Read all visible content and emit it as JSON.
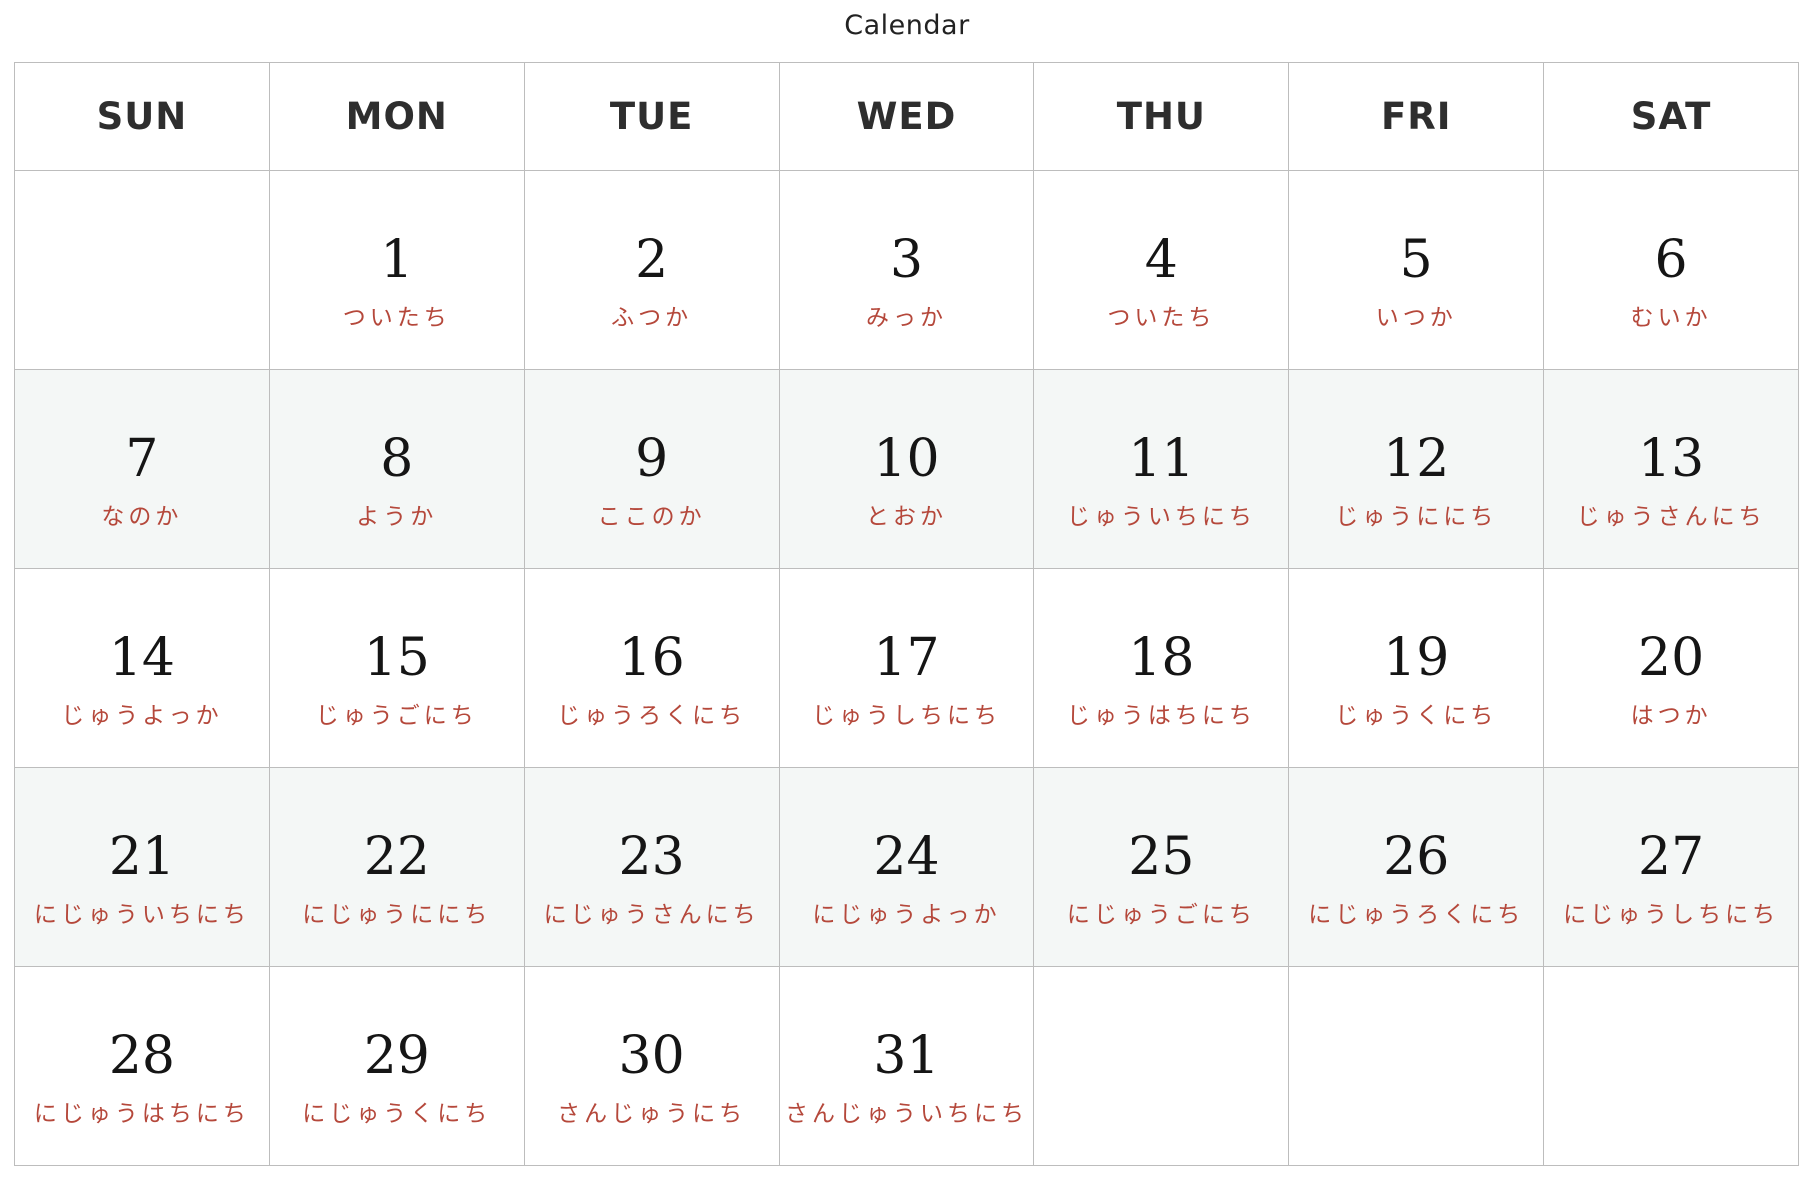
{
  "title": "Calendar",
  "colors": {
    "grid_line": "#bdbdbd",
    "shaded_row": "#f4f7f6",
    "reading_text": "#b5483b",
    "day_text": "#151515",
    "header_text": "#2e2e2e"
  },
  "weekdays": [
    "SUN",
    "MON",
    "TUE",
    "WED",
    "THU",
    "FRI",
    "SAT"
  ],
  "weeks": [
    [
      {
        "day": "",
        "reading": ""
      },
      {
        "day": "1",
        "reading": "ついたち"
      },
      {
        "day": "2",
        "reading": "ふつか"
      },
      {
        "day": "3",
        "reading": "みっか"
      },
      {
        "day": "4",
        "reading": "ついたち"
      },
      {
        "day": "5",
        "reading": "いつか"
      },
      {
        "day": "6",
        "reading": "むいか"
      }
    ],
    [
      {
        "day": "7",
        "reading": "なのか"
      },
      {
        "day": "8",
        "reading": "ようか"
      },
      {
        "day": "9",
        "reading": "ここのか"
      },
      {
        "day": "10",
        "reading": "とおか"
      },
      {
        "day": "11",
        "reading": "じゅういちにち"
      },
      {
        "day": "12",
        "reading": "じゅうににち"
      },
      {
        "day": "13",
        "reading": "じゅうさんにち"
      }
    ],
    [
      {
        "day": "14",
        "reading": "じゅうよっか"
      },
      {
        "day": "15",
        "reading": "じゅうごにち"
      },
      {
        "day": "16",
        "reading": "じゅうろくにち"
      },
      {
        "day": "17",
        "reading": "じゅうしちにち"
      },
      {
        "day": "18",
        "reading": "じゅうはちにち"
      },
      {
        "day": "19",
        "reading": "じゅうくにち"
      },
      {
        "day": "20",
        "reading": "はつか"
      }
    ],
    [
      {
        "day": "21",
        "reading": "にじゅういちにち"
      },
      {
        "day": "22",
        "reading": "にじゅうににち"
      },
      {
        "day": "23",
        "reading": "にじゅうさんにち"
      },
      {
        "day": "24",
        "reading": "にじゅうよっか"
      },
      {
        "day": "25",
        "reading": "にじゅうごにち"
      },
      {
        "day": "26",
        "reading": "にじゅうろくにち"
      },
      {
        "day": "27",
        "reading": "にじゅうしちにち"
      }
    ],
    [
      {
        "day": "28",
        "reading": "にじゅうはちにち"
      },
      {
        "day": "29",
        "reading": "にじゅうくにち"
      },
      {
        "day": "30",
        "reading": "さんじゅうにち"
      },
      {
        "day": "31",
        "reading": "さんじゅういちにち"
      },
      {
        "day": "",
        "reading": ""
      },
      {
        "day": "",
        "reading": ""
      },
      {
        "day": "",
        "reading": ""
      }
    ]
  ]
}
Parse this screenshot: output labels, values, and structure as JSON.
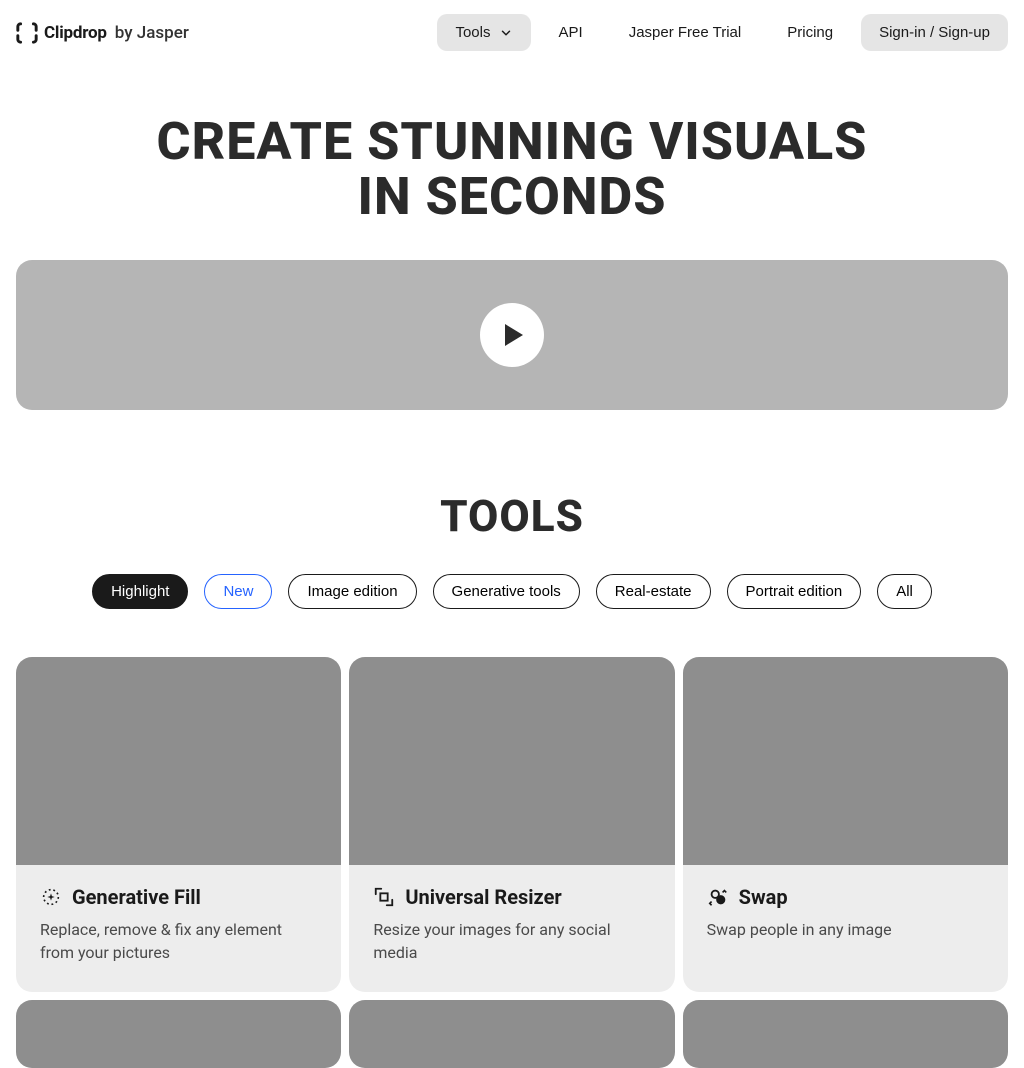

———

▸ Work instructions: Quote the data exactly, leaving every image out of the copy.

▸ Solution to this problem:
Read all visible content and emit it as JSON.
{
  "title": "Calendar",
  "colors": {
    "grid_line": "#bdbdbd",
    "shaded_row": "#f4f7f6",
    "reading_text": "#b5483b",
    "day_text": "#151515",
    "header_text": "#2e2e2e"
  },
  "weekdays": [
    "SUN",
    "MON",
    "TUE",
    "WED",
    "THU",
    "FRI",
    "SAT"
  ],
  "weeks": [
    [
      {
        "day": "",
        "reading": ""
      },
      {
        "day": "1",
        "reading": "ついたち"
      },
      {
        "day": "2",
        "reading": "ふつか"
      },
      {
        "day": "3",
        "reading": "みっか"
      },
      {
        "day": "4",
        "reading": "ついたち"
      },
      {
        "day": "5",
        "reading": "いつか"
      },
      {
        "day": "6",
        "reading": "むいか"
      }
    ],
    [
      {
        "day": "7",
        "reading": "なのか"
      },
      {
        "day": "8",
        "reading": "ようか"
      },
      {
        "day": "9",
        "reading": "ここのか"
      },
      {
        "day": "10",
        "reading": "とおか"
      },
      {
        "day": "11",
        "reading": "じゅういちにち"
      },
      {
        "day": "12",
        "reading": "じゅうににち"
      },
      {
        "day": "13",
        "reading": "じゅうさんにち"
      }
    ],
    [
      {
        "day": "14",
        "reading": "じゅうよっか"
      },
      {
        "day": "15",
        "reading": "じゅうごにち"
      },
      {
        "day": "16",
        "reading": "じゅうろくにち"
      },
      {
        "day": "17",
        "reading": "じゅうしちにち"
      },
      {
        "day": "18",
        "reading": "じゅうはちにち"
      },
      {
        "day": "19",
        "reading": "じゅうくにち"
      },
      {
        "day": "20",
        "reading": "はつか"
      }
    ],
    [
      {
        "day": "21",
        "reading": "にじゅういちにち"
      },
      {
        "day": "22",
        "reading": "にじゅうににち"
      },
      {
        "day": "23",
        "reading": "にじゅうさんにち"
      },
      {
        "day": "24",
        "reading": "にじゅうよっか"
      },
      {
        "day": "25",
        "reading": "にじゅうごにち"
      },
      {
        "day": "26",
        "reading": "にじゅうろくにち"
      },
      {
        "day": "27",
        "reading": "にじゅうしちにち"
      }
    ],
    [
      {
        "day": "28",
        "reading": "にじゅうはちにち"
      },
      {
        "day": "29",
        "reading": "にじゅうくにち"
      },
      {
        "day": "30",
        "reading": "さんじゅうにち"
      },
      {
        "day": "31",
        "reading": "さんじゅういちにち"
      },
      {
        "day": "",
        "reading": ""
      },
      {
        "day": "",
        "reading": ""
      },
      {
        "day": "",
        "reading": ""
      }
    ]
  ]
}
Parse this screenshot: output labels, values, and structure as JSON.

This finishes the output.